### Problema planteado 1
Por favor, reescribe como tabla Markdown con las columnas "Número" y "Línea" los registros desde el comienzo hasta la línea que contiene "point <box>230 73 237 80</box>", ambas incluidas, sin las líneas en blanco.
### Problema planteado 2
Prolonga el texto sobre el ciclo de la propiedad de la tierra en Fuentes a partir de donde se detiene.

### Fragmento del documento
╔══

Hay un ciclo agrícola de la tierra, productivo, del que se habla continuamente. Hay otro ciclo, el natural, del que se habla menos, a no ser que sufra sequías u otras calamidades. Y otro ciclo más, el de la propiedad, del que se habla poco y casi siempre en voz baja. Este último resulta bastante desconocido, extraño muchas veces, y con frecuencia sigue caminos intrincados y sembrados de trampas. El ciclo de la propiedad de la tierra es un campo minado sobre el que conviene moverse con extrema cautela.
Como casi todo lo relacionado con el dinero, el ciclo de la propiedad de la tierra cumple una ley universal según la cual a los periodos de acumulación le siguen otros de disgregación. Unos atesoran y otros dilapidan. A una fase expansiva le sigue otra regresiva, según vengan los vientos generales de la economía y los humores o la inteligencia de quienes manejen los cuartos. Unos son austeros y otros manirrotos. Unos disfrutan guardando y otros gastando.
En Fuentes, por lo general, la propiedad de la tierra tiende a la estabilidad. No hay grandes vaivenes, principalmente por la raigambre que le confieren al mercado de las tierras los grandes propietarios. Sólo el Castillo acumula 11.000 de las 33.000 fanegas, un tercio del término municipal. En cifras, eso se ve en que sólo una pequeña parte de las 33.000 fanegas que tiene el término de Fuentes cambia periódicamente de propietarios. Es una parte pequeña, pero suficiente para que siempre haya un trasiego de compraventa.
Según las fuentes consultadas (corredores y compradores) entre 150 y 200 fanegas al año forman ese pequeño mercado que sirve para que unos compren y otros vendan, para que unos acumulen y otros disgreguen. El momento clave de este trasiego de la propiedad suele ser el reparto de la herencia. Muchos herederos venden, bien porque no les interesa el campo, bien porque la cantidad de tierra recibida no es suficiente para vivir de ella.

╚══

### Material proporcionado
╔══

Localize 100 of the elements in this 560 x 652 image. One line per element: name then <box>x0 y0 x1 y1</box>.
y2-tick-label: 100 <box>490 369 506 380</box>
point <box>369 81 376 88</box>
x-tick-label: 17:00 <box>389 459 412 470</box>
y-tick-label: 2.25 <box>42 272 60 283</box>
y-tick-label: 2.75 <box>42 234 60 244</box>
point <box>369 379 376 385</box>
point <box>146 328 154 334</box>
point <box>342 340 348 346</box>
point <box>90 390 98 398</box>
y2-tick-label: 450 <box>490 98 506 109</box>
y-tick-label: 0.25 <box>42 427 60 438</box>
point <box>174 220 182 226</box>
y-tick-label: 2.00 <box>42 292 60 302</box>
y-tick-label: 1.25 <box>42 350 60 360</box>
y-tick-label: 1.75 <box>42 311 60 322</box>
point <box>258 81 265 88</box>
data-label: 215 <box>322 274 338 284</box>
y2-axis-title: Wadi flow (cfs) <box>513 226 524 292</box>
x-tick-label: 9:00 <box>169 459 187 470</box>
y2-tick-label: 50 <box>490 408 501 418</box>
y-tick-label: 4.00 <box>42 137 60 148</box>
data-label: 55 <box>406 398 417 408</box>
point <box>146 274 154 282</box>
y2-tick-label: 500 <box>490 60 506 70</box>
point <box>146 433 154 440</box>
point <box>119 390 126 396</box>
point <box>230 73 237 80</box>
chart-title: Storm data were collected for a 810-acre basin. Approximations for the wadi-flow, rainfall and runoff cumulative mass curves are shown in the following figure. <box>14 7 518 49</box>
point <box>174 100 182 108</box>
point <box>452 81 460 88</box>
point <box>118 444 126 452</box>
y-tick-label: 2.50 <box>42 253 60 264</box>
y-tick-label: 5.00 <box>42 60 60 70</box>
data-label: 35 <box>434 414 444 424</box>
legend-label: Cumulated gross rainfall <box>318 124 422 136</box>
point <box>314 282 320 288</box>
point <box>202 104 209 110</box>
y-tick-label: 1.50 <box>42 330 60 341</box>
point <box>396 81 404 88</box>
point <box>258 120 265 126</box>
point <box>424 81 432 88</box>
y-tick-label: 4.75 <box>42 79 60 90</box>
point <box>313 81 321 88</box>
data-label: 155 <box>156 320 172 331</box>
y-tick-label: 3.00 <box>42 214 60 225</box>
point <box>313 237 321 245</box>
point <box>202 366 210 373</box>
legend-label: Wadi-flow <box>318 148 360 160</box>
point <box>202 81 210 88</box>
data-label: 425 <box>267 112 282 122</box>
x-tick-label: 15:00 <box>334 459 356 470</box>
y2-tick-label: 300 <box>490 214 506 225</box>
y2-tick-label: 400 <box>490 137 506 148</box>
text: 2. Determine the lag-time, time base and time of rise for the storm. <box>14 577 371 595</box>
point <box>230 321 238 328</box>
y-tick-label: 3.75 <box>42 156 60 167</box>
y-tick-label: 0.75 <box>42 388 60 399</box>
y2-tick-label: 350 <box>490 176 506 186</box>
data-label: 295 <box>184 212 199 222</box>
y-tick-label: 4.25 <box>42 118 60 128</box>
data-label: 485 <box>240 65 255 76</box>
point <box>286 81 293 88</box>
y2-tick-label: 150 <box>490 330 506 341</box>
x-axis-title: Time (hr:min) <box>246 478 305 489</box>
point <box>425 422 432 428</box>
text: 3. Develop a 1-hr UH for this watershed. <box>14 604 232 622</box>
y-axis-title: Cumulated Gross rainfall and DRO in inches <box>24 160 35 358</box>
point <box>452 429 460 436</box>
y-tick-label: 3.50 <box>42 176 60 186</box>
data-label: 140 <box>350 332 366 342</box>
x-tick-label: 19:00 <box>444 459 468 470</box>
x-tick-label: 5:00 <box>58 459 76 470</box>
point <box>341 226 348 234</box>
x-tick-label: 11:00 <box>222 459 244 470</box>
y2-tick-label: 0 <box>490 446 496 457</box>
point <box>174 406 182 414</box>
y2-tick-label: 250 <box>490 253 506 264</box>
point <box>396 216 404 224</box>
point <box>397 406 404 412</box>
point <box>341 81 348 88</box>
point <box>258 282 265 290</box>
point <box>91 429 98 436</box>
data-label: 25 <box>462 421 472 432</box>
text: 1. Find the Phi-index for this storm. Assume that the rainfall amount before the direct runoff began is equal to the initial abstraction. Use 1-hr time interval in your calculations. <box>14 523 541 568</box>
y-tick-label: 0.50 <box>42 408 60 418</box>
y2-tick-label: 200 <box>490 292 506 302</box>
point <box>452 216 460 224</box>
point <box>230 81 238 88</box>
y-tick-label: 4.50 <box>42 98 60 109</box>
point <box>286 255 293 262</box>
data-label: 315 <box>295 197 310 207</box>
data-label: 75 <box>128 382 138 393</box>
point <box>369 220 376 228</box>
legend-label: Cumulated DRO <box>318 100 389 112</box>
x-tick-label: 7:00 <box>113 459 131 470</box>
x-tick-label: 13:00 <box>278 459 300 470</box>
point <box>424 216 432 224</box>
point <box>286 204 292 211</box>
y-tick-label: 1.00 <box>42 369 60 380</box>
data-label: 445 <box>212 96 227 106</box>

╚══

### Resultado 1
| Número | Línea |
|---|---|
| 1 | Localize 100 of the elements in this 560 x 652 image. One line per element: name then <box>x0 y0 x1 y1</box>. |
| 2 | y2-tick-label: 100 <box>490 369 506 380</box> |
| 3 | point <box>369 81 376 88</box> |
| 4 | x-tick-label: 17:00 <box>389 459 412 470</box> |
| 5 | y-tick-label: 2.25 <box>42 272 60 283</box> |
| 6 | y-tick-label: 2.75 <box>42 234 60 244</box> |
| 7 | point <box>369 379 376 385</box> |
| 8 | point <box>146 328 154 334</box> |
| 9 | point <box>342 340 348 346</box> |
| 10 | point <box>90 390 98 398</box> |
| 11 | y2-tick-label: 450 <box>490 98 506 109</box> |
| 12 | y-tick-label: 0.25 <box>42 427 60 438</box> |
| 13 | point <box>174 220 182 226</box> |
| 14 | y-tick-label: 2.00 <box>42 292 60 302</box> |
| 15 | y-tick-label: 1.25 <box>42 350 60 360</box> |
| 16 | y-tick-label: 1.75 <box>42 311 60 322</box> |
| 17 | point <box>258 81 265 88</box> |
| 18 | data-label: 215 <box>322 274 338 284</box> |
| 19 | y2-axis-title: Wadi flow (cfs) <box>513 226 524 292</box> |
| 20 | x-tick-label: 9:00 <box>169 459 187 470</box> |
| 21 | y2-tick-label: 50 <box>490 408 501 418</box> |
| 22 | y-tick-label: 4.00 <box>42 137 60 148</box> |
| 23 | data-label: 55 <box>406 398 417 408</box> |
| 24 | point <box>146 274 154 282</box> |
| 25 | y2-tick-label: 500 <box>490 60 506 70</box> |
| 26 | point <box>146 433 154 440</box> |
| 27 | point <box>119 390 126 396</box> |
| 28 | point <box>230 73 237 80</box> |

### Resultado 2
A veces el comprador puede ser otro de los herederos, que amplía su parte adquiriendo lo que les haya correspondido a los hermanos. Sólo a veces. Lo habitual es que los negocios en la familia salgan mal. Los tratos suelen hacerse con extraños. Muchos herederos, especialmente los hijos, aplazan la venta unos años por respeto a los fallecidos, pero con el tiempo, si no son agricultores, acaban cediendo a la enajenación. En cambio, los nietos venden rápido. Otra peculiaridad es que los precios casi nunca bajan. Quizá por eso los propietarios no suelen tener prisa por vender: la tierra siempre valdrá más.
Al contrario que los ciclos agrícola y natural, el de la propiedad es muy lento. Quienes conocen el sector hablan de entre sesenta y ochenta años. Ese es el tiempo que dura el proceso de acumulación-explotación-disgregación. Dos o tres generaciones, aproximadamente. El tiempo que transcurre entre que una persona adulta compra tierras, las explota, tiene hijos que se hacen mayores, se jubila y muere. Ahí se produce el primer reparto entre los descendientes. En el pasado de muchos hijos, el reparto deshacía por completo el patrimonio de un mayete que tuviera cuarenta o cincuenta fanegas. Ahora, con menos hijos, el reparto es menos disgregador, pero también ha aumentado la cantidad de tierras que una familia necesita para vivir del campo. Antes, con cuatro o cinco fanegas vivía una familia. Ahora necesita más de 60. Con los aperos necesarios, un mayete lleva cuarenta o cincuenta fanegas trabajando poco más que los fines de semana.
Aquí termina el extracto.